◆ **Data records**
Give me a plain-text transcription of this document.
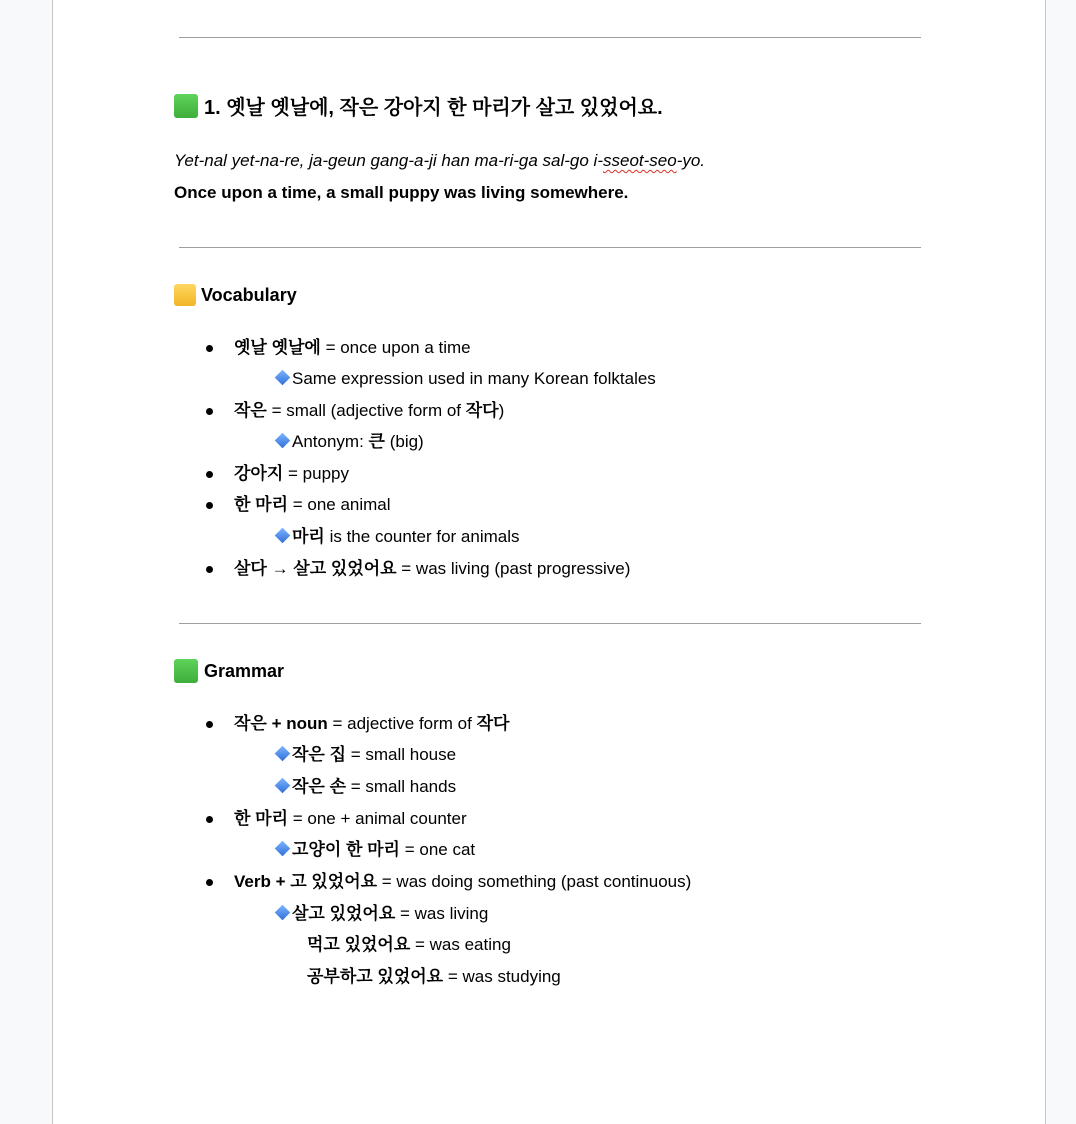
1. 옛날 옛날에, 작은 강아지 한 마리가 살고 있었어요.
Yet-nal yet-na-re, ja-geun gang-a-ji han ma-ri-ga sal-go i-sseot-seo-yo.
Once upon a time, a small puppy was living somewhere.
Vocabulary
옛날 옛날에 = once upon a time
Same expression used in many Korean folktales
작은 = small (adjective form of 작다)
Antonym: 큰 (big)
강아지 = puppy
한 마리 = one animal
마리 is the counter for animals
살다 → 살고 있었어요 = was living (past progressive)
Grammar
작은 + noun = adjective form of 작다
작은 집 = small house
작은 손 = small hands
한 마리 = one + animal counter
고양이 한 마리 = one cat
Verb + 고 있었어요 = was doing something (past continuous)
살고 있었어요 = was living
먹고 있었어요 = was eating
공부하고 있었어요 = was studying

◆ **What you will do**
Working from the lines above, reproduce the material exactly and exclude its pictures.

◆ **Written response**
Give me a plain-text transcription of this document.
1. 옛날 옛날에, 작은 강아지 한 마리가 살고 있었어요.
Yet-nal yet-na-re, ja-geun gang-a-ji han ma-ri-ga sal-go i-sseot-seo-yo.
Once upon a time, a small puppy was living somewhere.
Vocabulary
옛날 옛날에 = once upon a time
Same expression used in many Korean folktales
작은 = small (adjective form of 작다)
Antonym: 큰 (big)
강아지 = puppy
한 마리 = one animal
마리 is the counter for animals
살다 → 살고 있었어요 = was living (past progressive)
Grammar
작은 + noun = adjective form of 작다
작은 집 = small house
작은 손 = small hands
한 마리 = one + animal counter
고양이 한 마리 = one cat
Verb + 고 있었어요 = was doing something (past continuous)
살고 있었어요 = was living
먹고 있었어요 = was eating
공부하고 있었어요 = was studying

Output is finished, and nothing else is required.